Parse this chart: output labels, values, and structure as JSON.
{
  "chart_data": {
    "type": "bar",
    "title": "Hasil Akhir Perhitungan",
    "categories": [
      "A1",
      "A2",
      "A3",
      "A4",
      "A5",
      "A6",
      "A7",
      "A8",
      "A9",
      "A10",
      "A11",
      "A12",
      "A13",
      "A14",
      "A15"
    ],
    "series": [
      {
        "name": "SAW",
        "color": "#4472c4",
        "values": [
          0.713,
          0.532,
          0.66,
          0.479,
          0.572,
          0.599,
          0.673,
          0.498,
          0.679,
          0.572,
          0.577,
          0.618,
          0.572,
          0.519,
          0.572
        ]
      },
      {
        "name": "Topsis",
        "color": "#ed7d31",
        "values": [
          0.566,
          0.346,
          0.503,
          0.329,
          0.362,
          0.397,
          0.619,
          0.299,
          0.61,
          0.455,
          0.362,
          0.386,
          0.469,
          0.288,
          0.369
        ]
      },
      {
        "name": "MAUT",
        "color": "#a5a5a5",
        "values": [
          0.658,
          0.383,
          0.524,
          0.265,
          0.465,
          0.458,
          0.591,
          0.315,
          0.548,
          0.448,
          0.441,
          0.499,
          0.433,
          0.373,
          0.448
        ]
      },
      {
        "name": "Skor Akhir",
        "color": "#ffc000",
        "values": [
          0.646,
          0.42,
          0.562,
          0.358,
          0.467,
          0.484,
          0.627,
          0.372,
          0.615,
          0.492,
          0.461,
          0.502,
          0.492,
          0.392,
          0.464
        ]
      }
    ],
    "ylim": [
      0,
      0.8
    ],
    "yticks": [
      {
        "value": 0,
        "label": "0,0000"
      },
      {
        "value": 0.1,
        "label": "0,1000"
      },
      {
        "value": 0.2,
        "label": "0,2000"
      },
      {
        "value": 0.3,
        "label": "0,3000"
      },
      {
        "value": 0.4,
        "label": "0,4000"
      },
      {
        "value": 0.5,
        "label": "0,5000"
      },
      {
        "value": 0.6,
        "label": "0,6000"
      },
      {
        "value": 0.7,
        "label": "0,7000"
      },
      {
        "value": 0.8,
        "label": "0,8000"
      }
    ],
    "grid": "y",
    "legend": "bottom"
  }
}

[Problem]:
Copy each line in the data that holds the word "Akhir".

[Completed exercise]:
    "title": "Hasil Akhir Perhitungan",
        "name": "Skor Akhir",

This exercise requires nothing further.